**PROMPT**
Reply with nothing except the number of lines that contain the word "labels".
---------- RECORDS PROVIDED ----------
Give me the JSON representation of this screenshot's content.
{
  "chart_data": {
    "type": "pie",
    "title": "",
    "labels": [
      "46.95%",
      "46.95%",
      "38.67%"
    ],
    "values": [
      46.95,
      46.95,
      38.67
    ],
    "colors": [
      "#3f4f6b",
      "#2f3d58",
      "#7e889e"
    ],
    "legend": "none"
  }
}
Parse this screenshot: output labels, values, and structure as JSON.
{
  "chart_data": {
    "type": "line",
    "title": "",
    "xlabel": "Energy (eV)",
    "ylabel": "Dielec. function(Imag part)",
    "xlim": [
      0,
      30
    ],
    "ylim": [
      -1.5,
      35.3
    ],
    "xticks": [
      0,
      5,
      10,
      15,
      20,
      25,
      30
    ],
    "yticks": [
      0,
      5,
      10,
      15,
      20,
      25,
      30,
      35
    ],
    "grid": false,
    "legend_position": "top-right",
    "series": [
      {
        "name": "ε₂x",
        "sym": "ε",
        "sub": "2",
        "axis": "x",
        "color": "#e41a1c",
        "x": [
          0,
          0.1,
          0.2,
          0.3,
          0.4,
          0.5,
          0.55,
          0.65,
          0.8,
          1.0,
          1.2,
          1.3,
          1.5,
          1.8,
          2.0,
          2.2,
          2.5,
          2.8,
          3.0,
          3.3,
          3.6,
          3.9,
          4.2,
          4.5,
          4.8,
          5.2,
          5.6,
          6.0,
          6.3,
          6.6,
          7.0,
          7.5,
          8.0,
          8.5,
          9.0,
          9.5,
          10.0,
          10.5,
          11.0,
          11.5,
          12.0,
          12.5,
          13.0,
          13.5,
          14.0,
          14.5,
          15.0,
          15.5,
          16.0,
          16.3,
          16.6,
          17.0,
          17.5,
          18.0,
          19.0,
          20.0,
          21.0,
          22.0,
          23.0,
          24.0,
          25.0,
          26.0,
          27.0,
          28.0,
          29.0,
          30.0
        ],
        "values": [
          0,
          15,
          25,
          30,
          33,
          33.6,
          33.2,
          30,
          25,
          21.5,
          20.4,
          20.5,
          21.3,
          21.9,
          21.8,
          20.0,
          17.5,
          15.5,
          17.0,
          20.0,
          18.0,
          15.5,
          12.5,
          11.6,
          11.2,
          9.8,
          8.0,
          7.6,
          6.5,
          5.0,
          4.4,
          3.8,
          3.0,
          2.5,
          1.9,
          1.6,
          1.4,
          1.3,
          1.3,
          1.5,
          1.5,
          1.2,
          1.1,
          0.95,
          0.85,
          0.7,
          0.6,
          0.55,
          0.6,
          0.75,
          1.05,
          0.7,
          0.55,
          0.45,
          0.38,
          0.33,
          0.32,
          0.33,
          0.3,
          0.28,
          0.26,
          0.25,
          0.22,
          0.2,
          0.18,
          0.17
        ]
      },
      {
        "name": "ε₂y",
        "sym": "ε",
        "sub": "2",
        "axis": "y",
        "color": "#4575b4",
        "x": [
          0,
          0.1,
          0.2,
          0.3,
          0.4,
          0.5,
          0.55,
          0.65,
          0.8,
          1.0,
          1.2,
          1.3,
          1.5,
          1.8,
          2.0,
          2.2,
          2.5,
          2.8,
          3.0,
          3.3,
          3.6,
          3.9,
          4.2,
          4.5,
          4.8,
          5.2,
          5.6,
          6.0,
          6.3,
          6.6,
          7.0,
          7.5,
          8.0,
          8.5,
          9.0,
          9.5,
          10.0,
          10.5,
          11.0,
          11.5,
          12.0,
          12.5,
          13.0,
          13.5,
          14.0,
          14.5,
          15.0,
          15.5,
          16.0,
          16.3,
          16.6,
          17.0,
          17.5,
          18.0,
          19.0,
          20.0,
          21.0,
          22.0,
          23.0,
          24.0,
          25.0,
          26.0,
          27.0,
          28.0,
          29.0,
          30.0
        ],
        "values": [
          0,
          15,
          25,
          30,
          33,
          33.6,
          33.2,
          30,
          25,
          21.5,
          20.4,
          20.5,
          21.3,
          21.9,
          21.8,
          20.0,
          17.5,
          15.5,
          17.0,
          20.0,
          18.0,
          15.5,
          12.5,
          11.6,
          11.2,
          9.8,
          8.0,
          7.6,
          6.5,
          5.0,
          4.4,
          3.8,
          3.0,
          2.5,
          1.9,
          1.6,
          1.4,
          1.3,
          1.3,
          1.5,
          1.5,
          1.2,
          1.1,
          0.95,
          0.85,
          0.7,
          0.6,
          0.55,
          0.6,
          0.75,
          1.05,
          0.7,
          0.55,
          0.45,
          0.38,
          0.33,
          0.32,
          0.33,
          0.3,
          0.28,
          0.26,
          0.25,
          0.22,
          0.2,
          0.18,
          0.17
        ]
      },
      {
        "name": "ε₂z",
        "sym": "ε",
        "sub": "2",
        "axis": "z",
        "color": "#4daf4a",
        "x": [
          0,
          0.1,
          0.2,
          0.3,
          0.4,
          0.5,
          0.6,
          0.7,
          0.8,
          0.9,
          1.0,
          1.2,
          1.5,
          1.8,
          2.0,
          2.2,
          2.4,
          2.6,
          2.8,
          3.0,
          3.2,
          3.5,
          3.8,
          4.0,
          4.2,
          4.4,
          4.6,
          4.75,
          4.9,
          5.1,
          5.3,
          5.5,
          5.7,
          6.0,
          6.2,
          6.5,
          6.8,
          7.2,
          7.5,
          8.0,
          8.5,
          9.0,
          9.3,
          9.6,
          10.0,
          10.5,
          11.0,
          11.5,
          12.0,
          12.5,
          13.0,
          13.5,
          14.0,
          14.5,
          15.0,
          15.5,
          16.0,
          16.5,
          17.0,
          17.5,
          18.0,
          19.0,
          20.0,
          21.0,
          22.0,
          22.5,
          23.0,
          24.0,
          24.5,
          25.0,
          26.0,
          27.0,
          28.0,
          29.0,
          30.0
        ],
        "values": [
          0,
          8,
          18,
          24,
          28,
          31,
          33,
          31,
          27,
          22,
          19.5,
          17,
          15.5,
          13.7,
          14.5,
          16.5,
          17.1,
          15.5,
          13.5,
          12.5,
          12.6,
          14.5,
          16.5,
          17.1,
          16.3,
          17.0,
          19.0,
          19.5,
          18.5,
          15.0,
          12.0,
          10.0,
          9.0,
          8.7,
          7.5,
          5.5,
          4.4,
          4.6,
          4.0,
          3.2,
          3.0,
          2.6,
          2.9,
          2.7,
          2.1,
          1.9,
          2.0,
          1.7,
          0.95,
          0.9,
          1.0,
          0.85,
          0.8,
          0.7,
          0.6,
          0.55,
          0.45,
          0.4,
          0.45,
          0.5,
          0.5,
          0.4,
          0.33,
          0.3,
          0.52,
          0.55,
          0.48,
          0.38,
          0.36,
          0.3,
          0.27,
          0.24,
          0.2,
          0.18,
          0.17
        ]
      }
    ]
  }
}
----------
**OUTPUT BELOW**
2